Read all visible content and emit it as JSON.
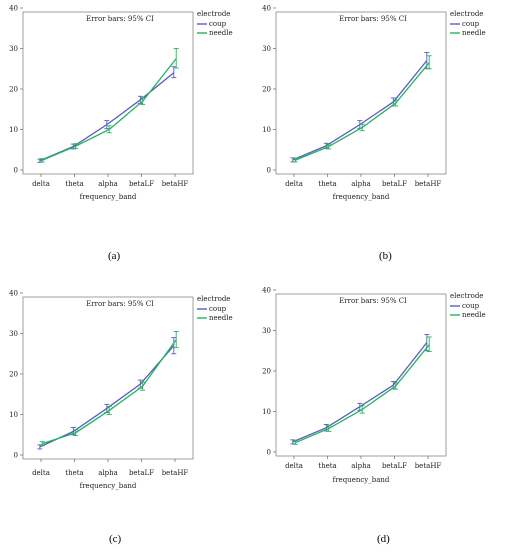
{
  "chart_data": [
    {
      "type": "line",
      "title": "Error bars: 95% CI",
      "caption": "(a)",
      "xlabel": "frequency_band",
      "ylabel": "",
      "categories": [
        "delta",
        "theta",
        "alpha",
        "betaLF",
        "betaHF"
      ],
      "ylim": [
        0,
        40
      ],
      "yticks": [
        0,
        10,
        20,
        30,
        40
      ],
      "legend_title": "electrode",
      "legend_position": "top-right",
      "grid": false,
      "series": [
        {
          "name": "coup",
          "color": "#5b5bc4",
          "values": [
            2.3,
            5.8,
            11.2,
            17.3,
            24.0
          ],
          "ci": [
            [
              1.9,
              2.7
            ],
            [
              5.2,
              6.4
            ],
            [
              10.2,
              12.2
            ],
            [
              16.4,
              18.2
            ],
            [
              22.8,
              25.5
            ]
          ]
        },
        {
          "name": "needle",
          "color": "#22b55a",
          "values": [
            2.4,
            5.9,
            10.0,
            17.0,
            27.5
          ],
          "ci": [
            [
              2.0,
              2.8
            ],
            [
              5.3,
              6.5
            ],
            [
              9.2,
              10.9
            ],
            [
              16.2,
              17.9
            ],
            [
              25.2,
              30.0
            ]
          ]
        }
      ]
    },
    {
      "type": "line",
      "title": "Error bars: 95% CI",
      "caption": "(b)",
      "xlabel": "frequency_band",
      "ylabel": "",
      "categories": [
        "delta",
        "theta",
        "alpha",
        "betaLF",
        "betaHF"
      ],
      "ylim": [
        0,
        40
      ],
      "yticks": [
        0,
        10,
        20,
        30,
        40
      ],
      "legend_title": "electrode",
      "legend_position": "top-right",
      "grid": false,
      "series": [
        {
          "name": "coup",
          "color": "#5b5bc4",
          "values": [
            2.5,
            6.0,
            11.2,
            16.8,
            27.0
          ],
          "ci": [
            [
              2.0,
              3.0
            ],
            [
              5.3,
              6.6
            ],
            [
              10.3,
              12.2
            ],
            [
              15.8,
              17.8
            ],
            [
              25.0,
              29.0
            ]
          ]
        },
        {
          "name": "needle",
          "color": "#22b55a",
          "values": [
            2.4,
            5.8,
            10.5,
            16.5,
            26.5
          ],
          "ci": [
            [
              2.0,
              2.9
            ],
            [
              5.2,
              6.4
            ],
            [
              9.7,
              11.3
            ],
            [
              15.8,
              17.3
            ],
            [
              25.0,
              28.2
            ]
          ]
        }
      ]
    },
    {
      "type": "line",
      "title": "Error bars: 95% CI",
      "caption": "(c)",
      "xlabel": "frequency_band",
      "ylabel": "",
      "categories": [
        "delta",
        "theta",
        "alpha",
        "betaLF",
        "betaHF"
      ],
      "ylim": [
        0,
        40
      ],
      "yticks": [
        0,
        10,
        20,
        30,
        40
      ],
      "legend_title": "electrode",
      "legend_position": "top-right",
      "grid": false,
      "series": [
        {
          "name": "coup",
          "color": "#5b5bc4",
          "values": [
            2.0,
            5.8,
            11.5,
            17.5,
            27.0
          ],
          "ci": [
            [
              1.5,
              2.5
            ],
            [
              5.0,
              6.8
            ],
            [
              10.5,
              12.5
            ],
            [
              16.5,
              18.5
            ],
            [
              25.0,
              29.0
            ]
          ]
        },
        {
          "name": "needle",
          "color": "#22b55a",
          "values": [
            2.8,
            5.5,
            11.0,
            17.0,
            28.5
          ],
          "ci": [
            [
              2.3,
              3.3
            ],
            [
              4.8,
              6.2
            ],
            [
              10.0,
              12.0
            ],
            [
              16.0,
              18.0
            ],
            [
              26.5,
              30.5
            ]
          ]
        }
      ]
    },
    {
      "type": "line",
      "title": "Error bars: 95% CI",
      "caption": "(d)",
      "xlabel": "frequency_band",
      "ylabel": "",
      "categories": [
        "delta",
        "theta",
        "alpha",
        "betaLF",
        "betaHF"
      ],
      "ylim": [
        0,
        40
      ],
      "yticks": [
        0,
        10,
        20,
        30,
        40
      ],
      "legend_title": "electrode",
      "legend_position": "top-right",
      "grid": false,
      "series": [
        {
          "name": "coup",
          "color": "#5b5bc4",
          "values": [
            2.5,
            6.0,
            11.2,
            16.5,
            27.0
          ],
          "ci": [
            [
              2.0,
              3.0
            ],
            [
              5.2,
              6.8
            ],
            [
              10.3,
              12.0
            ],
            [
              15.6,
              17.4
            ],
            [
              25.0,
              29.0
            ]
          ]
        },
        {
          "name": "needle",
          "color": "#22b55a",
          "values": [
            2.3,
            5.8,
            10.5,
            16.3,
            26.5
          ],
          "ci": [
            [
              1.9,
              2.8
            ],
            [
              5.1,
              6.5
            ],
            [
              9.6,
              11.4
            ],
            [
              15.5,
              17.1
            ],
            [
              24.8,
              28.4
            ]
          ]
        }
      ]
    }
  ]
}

──────────

Without the pictures, copy the material exactly as given.

• WRITTEN SOLUTION
Read all visible content and emit it as JSON.
{
  "chart_data": [
    {
      "type": "line",
      "title": "Error bars: 95% CI",
      "caption": "(a)",
      "xlabel": "frequency_band",
      "ylabel": "",
      "categories": [
        "delta",
        "theta",
        "alpha",
        "betaLF",
        "betaHF"
      ],
      "ylim": [
        0,
        40
      ],
      "yticks": [
        0,
        10,
        20,
        30,
        40
      ],
      "legend_title": "electrode",
      "legend_position": "top-right",
      "grid": false,
      "series": [
        {
          "name": "coup",
          "color": "#5b5bc4",
          "values": [
            2.3,
            5.8,
            11.2,
            17.3,
            24.0
          ],
          "ci": [
            [
              1.9,
              2.7
            ],
            [
              5.2,
              6.4
            ],
            [
              10.2,
              12.2
            ],
            [
              16.4,
              18.2
            ],
            [
              22.8,
              25.5
            ]
          ]
        },
        {
          "name": "needle",
          "color": "#22b55a",
          "values": [
            2.4,
            5.9,
            10.0,
            17.0,
            27.5
          ],
          "ci": [
            [
              2.0,
              2.8
            ],
            [
              5.3,
              6.5
            ],
            [
              9.2,
              10.9
            ],
            [
              16.2,
              17.9
            ],
            [
              25.2,
              30.0
            ]
          ]
        }
      ]
    },
    {
      "type": "line",
      "title": "Error bars: 95% CI",
      "caption": "(b)",
      "xlabel": "frequency_band",
      "ylabel": "",
      "categories": [
        "delta",
        "theta",
        "alpha",
        "betaLF",
        "betaHF"
      ],
      "ylim": [
        0,
        40
      ],
      "yticks": [
        0,
        10,
        20,
        30,
        40
      ],
      "legend_title": "electrode",
      "legend_position": "top-right",
      "grid": false,
      "series": [
        {
          "name": "coup",
          "color": "#5b5bc4",
          "values": [
            2.5,
            6.0,
            11.2,
            16.8,
            27.0
          ],
          "ci": [
            [
              2.0,
              3.0
            ],
            [
              5.3,
              6.6
            ],
            [
              10.3,
              12.2
            ],
            [
              15.8,
              17.8
            ],
            [
              25.0,
              29.0
            ]
          ]
        },
        {
          "name": "needle",
          "color": "#22b55a",
          "values": [
            2.4,
            5.8,
            10.5,
            16.5,
            26.5
          ],
          "ci": [
            [
              2.0,
              2.9
            ],
            [
              5.2,
              6.4
            ],
            [
              9.7,
              11.3
            ],
            [
              15.8,
              17.3
            ],
            [
              25.0,
              28.2
            ]
          ]
        }
      ]
    },
    {
      "type": "line",
      "title": "Error bars: 95% CI",
      "caption": "(c)",
      "xlabel": "frequency_band",
      "ylabel": "",
      "categories": [
        "delta",
        "theta",
        "alpha",
        "betaLF",
        "betaHF"
      ],
      "ylim": [
        0,
        40
      ],
      "yticks": [
        0,
        10,
        20,
        30,
        40
      ],
      "legend_title": "electrode",
      "legend_position": "top-right",
      "grid": false,
      "series": [
        {
          "name": "coup",
          "color": "#5b5bc4",
          "values": [
            2.0,
            5.8,
            11.5,
            17.5,
            27.0
          ],
          "ci": [
            [
              1.5,
              2.5
            ],
            [
              5.0,
              6.8
            ],
            [
              10.5,
              12.5
            ],
            [
              16.5,
              18.5
            ],
            [
              25.0,
              29.0
            ]
          ]
        },
        {
          "name": "needle",
          "color": "#22b55a",
          "values": [
            2.8,
            5.5,
            11.0,
            17.0,
            28.5
          ],
          "ci": [
            [
              2.3,
              3.3
            ],
            [
              4.8,
              6.2
            ],
            [
              10.0,
              12.0
            ],
            [
              16.0,
              18.0
            ],
            [
              26.5,
              30.5
            ]
          ]
        }
      ]
    },
    {
      "type": "line",
      "title": "Error bars: 95% CI",
      "caption": "(d)",
      "xlabel": "frequency_band",
      "ylabel": "",
      "categories": [
        "delta",
        "theta",
        "alpha",
        "betaLF",
        "betaHF"
      ],
      "ylim": [
        0,
        40
      ],
      "yticks": [
        0,
        10,
        20,
        30,
        40
      ],
      "legend_title": "electrode",
      "legend_position": "top-right",
      "grid": false,
      "series": [
        {
          "name": "coup",
          "color": "#5b5bc4",
          "values": [
            2.5,
            6.0,
            11.2,
            16.5,
            27.0
          ],
          "ci": [
            [
              2.0,
              3.0
            ],
            [
              5.2,
              6.8
            ],
            [
              10.3,
              12.0
            ],
            [
              15.6,
              17.4
            ],
            [
              25.0,
              29.0
            ]
          ]
        },
        {
          "name": "needle",
          "color": "#22b55a",
          "values": [
            2.3,
            5.8,
            10.5,
            16.3,
            26.5
          ],
          "ci": [
            [
              1.9,
              2.8
            ],
            [
              5.1,
              6.5
            ],
            [
              9.6,
              11.4
            ],
            [
              15.5,
              17.1
            ],
            [
              24.8,
              28.4
            ]
          ]
        }
      ]
    }
  ]
}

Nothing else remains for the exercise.